## A block of data:
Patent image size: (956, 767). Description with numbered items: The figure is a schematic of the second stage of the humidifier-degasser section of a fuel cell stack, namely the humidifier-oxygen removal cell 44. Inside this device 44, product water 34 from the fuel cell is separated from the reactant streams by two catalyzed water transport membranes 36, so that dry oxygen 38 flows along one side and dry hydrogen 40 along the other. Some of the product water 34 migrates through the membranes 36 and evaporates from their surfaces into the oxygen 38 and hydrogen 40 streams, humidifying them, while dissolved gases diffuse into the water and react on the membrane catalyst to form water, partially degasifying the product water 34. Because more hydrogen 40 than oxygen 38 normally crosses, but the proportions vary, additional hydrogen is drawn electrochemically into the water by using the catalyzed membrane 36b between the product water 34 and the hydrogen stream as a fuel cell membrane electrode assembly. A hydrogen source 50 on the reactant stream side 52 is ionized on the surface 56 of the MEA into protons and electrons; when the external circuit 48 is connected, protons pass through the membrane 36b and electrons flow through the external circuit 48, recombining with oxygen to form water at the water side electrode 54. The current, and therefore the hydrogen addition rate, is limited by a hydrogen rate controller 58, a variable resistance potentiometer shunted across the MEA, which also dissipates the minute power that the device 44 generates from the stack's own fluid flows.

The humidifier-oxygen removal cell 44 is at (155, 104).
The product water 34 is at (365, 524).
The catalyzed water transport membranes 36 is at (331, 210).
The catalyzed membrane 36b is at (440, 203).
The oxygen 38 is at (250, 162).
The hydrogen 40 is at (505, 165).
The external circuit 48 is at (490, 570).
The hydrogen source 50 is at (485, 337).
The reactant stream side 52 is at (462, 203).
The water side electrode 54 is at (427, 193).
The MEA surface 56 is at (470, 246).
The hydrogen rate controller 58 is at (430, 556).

## EXERCISE:
Can you quote every line in the block of data above, word for word?

## WORKED ANSWER:
Patent image size: (956, 767). Description with numbered items: The figure is a schematic of the second stage of the humidifier-degasser section of a fuel cell stack, namely the humidifier-oxygen removal cell 44. Inside this device 44, product water 34 from the fuel cell is separated from the reactant streams by two catalyzed water transport membranes 36, so that dry oxygen 38 flows along one side and dry hydrogen 40 along the other. Some of the product water 34 migrates through the membranes 36 and evaporates from their surfaces into the oxygen 38 and hydrogen 40 streams, humidifying them, while dissolved gases diffuse into the water and react on the membrane catalyst to form water, partially degasifying the product water 34. Because more hydrogen 40 than oxygen 38 normally crosses, but the proportions vary, additional hydrogen is drawn electrochemically into the water by using the catalyzed membrane 36b between the product water 34 and the hydrogen stream as a fuel cell membrane electrode assembly. A hydrogen source 50 on the reactant stream side 52 is ionized on the surface 56 of the MEA into protons and electrons; when the external circuit 48 is connected, protons pass through the membrane 36b and electrons flow through the external circuit 48, recombining with oxygen to form water at the water side electrode 54. The current, and therefore the hydrogen addition rate, is limited by a hydrogen rate controller 58, a variable resistance potentiometer shunted across the MEA, which also dissipates the minute power that the device 44 generates from the stack's own fluid flows.

The humidifier-oxygen removal cell 44 is at (155, 104).
The product water 34 is at (365, 524).
The catalyzed water transport membranes 36 is at (331, 210).
The catalyzed membrane 36b is at (440, 203).
The oxygen 38 is at (250, 162).
The hydrogen 40 is at (505, 165).
The external circuit 48 is at (490, 570).
The hydrogen source 50 is at (485, 337).
The reactant stream side 52 is at (462, 203).
The water side electrode 54 is at (427, 193).
The MEA surface 56 is at (470, 246).
The hydrogen rate controller 58 is at (430, 556).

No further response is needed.